## Provided passage
★ ★ ★ ★ ★ ★ ★

The Kalam Cosmological Argument establishes that the universe was brought into being by a spaceless, timeless, immaterial, powerful, supernatural, uncaused Creator a finite time ago. The evidence for The Big Bang Theory is strong, the second law of thermodynamics, and the impossibility of traversing an infinite number of events all point to the conclusion that the universe had a beginning of its existence. In my writings on this argument, I've given several arguments that anything that comes into being had something to cause it to come into being. Given that the universe began to exist, and anything that comes into being had something to come into being, it follows logically that the universe had something that caused it to come into being. How we conclude that God brought the universe into being involves arguments for the properties I've listed above (i.e non-spaciality, non-temporality, immateriality, being powerful, being a personal being), and unfortunately space doesn't permit me to rehash the arguments for why the universe's cause must have just those properties. The interested reader is recommended to read my blog post "The Kalam Cosmological Argument" or the first chapter of my book Inference To The One True God

The Fine Tuning Argument argues that the best explanation for why the laws of physics are so precisely fine tuned is because an intelligent designer purposefully caused the laws of physics to take on those extremely narrow values. Physical Necessity and chance are not reasonable explanations for why the laws of physics take on the extremely narrow values, and leaves design as the best explanation. Had a designer not finely tuned our universe, it is overwhelmingly probable that we would not be here, because the universe would have expanded too quickly or too slowly resulting in a universe without any galaxies, stars, or planets, and ergo no possible places for life to evolve, or the strong nuclear force would have been too weak resulting in the universe consisting of soley hydrogen, or too strong resulting in heavy elements but no hydrogen, and either case would mean no life chemistry. Or gravity would have been too strong meaning that stars would burn too rapidly and too unevenly for life, or too cool meaning that stars would never become hot enough to ignite nuclear fusion to produce all of the elements needed for a planet to develop life. The details of this argument are hashed out in my blog post "The Fine Tuning Argument For God's Existence (Updated Version)" and in even more detail in chapter 2 of my book Inference To The One True God

The Local Fine Tuning Argument deals with things in a local region which need to be precisely calibrated in order for that local region to be compatible with advanced life. Hundreds of things have to be just right in a local region in order for life to exist in that particular region, and just like with the universal fine tuning, the local fine tuning cannot be reasonably explained by physical necessity or chance. The most rational explanation in intelligent design. I deal with this in chapter 3 of my book, Inference To The One True God.

★ ★ ★ ★ ★ ★ ★

## Given material
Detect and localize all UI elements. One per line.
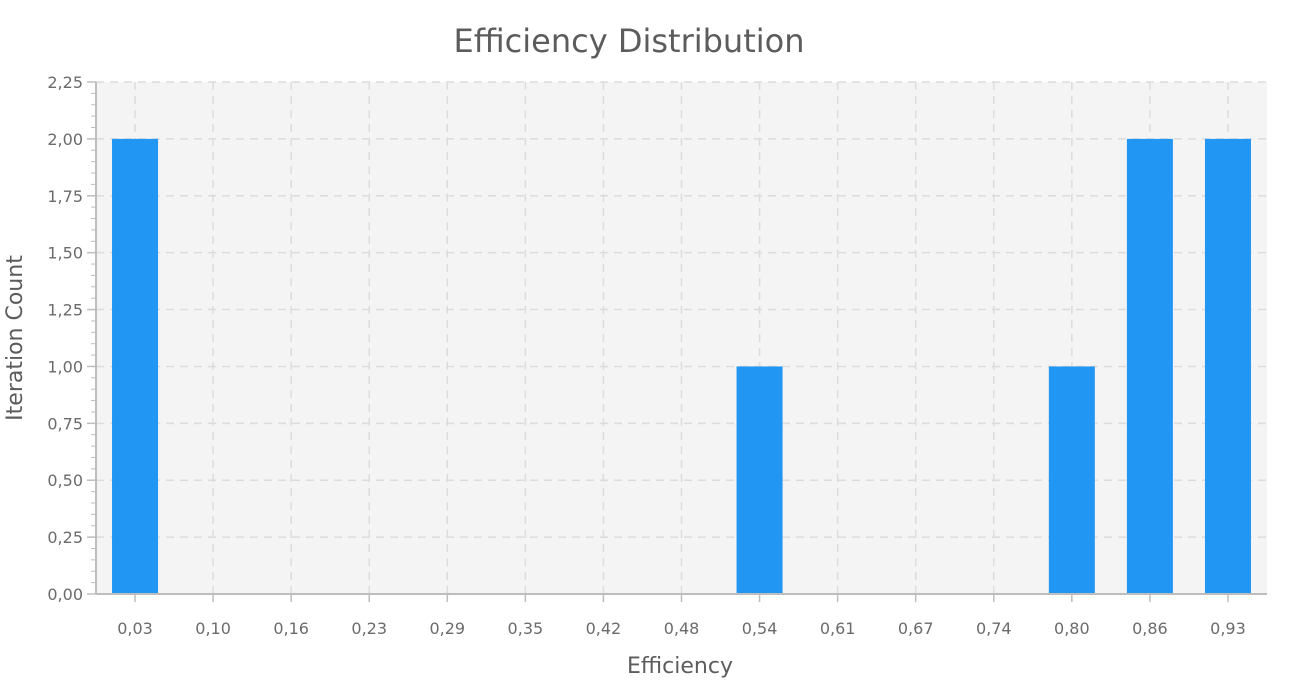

★ ★ ★ ★ ★ ★ ★

## Short exercise
Quote the text on arguments for a Creator word for word, between "The Local Fine Tuning Argument" and "One True God.", inclusive.

## Task response
The Local Fine Tuning Argument deals with things in a local region which need to be precisely calibrated in order for that local region to be compatible with advanced life. Hundreds of things have to be just right in a local region in order for life to exist in that particular region, and just like with the universal fine tuning, the local fine tuning cannot be reasonably explained by physical necessity or chance. The most rational explanation in intelligent design. I deal with this in chapter 3 of my book, Inference To The One True God.